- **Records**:
## start
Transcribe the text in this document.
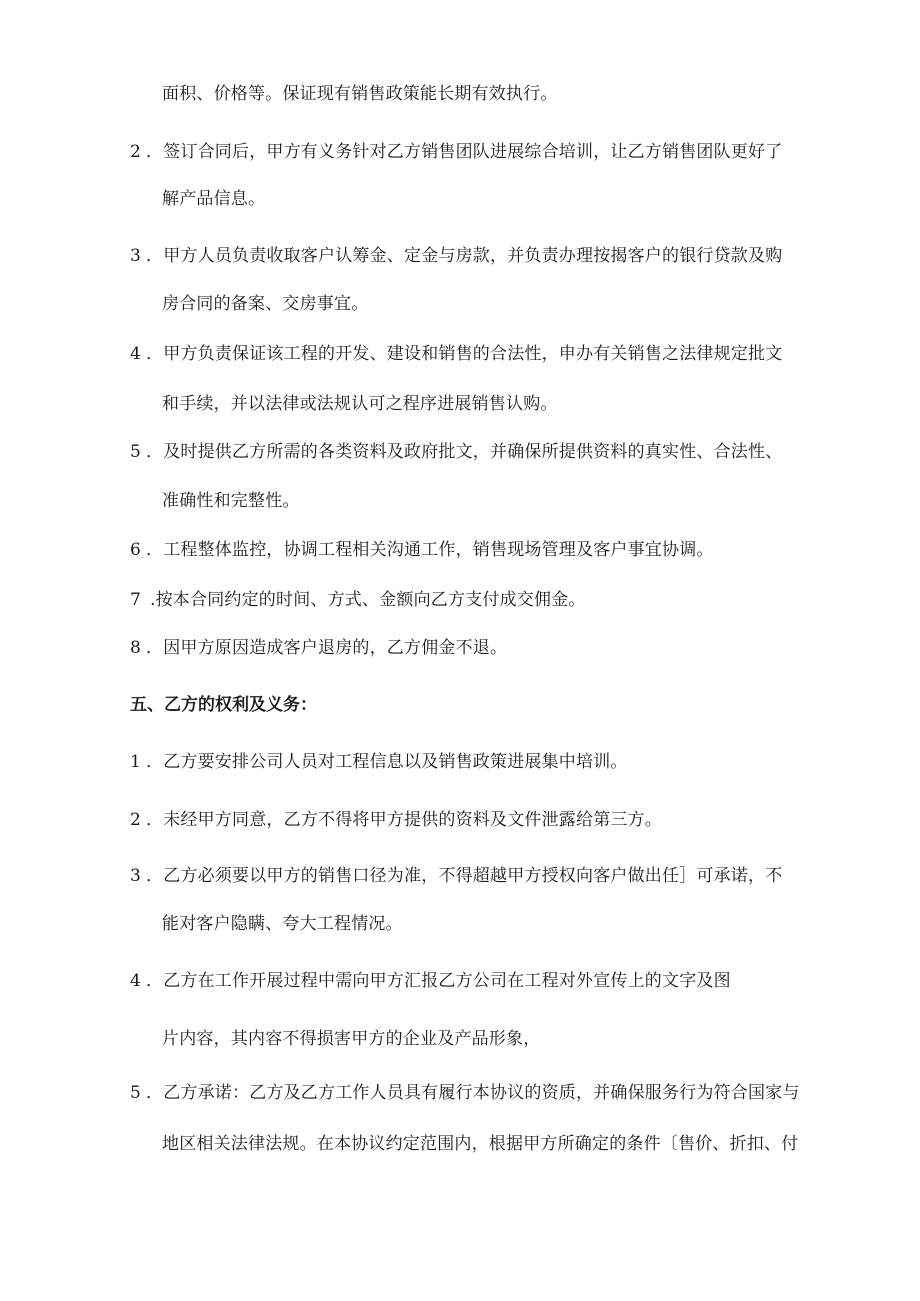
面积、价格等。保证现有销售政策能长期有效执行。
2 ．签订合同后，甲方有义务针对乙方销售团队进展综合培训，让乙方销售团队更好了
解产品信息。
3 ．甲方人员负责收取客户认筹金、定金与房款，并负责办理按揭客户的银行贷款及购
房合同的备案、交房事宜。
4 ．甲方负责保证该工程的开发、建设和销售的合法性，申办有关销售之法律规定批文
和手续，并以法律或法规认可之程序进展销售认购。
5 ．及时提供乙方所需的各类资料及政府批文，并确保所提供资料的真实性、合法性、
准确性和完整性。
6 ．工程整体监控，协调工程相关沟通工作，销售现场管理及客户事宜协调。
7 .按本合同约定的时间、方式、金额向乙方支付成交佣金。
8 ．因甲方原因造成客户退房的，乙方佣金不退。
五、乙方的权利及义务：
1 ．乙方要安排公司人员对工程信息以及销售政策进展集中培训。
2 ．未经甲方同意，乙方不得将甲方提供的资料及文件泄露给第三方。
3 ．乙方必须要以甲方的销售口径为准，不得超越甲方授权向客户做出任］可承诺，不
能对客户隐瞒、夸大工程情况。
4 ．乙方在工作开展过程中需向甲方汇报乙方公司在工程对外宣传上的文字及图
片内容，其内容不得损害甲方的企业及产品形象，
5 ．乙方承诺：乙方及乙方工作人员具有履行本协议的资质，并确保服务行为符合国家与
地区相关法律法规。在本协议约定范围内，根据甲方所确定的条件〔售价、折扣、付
## end
- **Exercise aim**:
Return the listing above in full and without alteration, excluding its pictures.

- **Answer to this task**:
Transcribe the text in this document.
面积、价格等。保证现有销售政策能长期有效执行。
2 ．签订合同后，甲方有义务针对乙方销售团队进展综合培训，让乙方销售团队更好了
解产品信息。
3 ．甲方人员负责收取客户认筹金、定金与房款，并负责办理按揭客户的银行贷款及购
房合同的备案、交房事宜。
4 ．甲方负责保证该工程的开发、建设和销售的合法性，申办有关销售之法律规定批文
和手续，并以法律或法规认可之程序进展销售认购。
5 ．及时提供乙方所需的各类资料及政府批文，并确保所提供资料的真实性、合法性、
准确性和完整性。
6 ．工程整体监控，协调工程相关沟通工作，销售现场管理及客户事宜协调。
7 .按本合同约定的时间、方式、金额向乙方支付成交佣金。
8 ．因甲方原因造成客户退房的，乙方佣金不退。
五、乙方的权利及义务：
1 ．乙方要安排公司人员对工程信息以及销售政策进展集中培训。
2 ．未经甲方同意，乙方不得将甲方提供的资料及文件泄露给第三方。
3 ．乙方必须要以甲方的销售口径为准，不得超越甲方授权向客户做出任］可承诺，不
能对客户隐瞒、夸大工程情况。
4 ．乙方在工作开展过程中需向甲方汇报乙方公司在工程对外宣传上的文字及图
片内容，其内容不得损害甲方的企业及产品形象，
5 ．乙方承诺：乙方及乙方工作人员具有履行本协议的资质，并确保服务行为符合国家与
地区相关法律法规。在本协议约定范围内，根据甲方所确定的条件〔售价、折扣、付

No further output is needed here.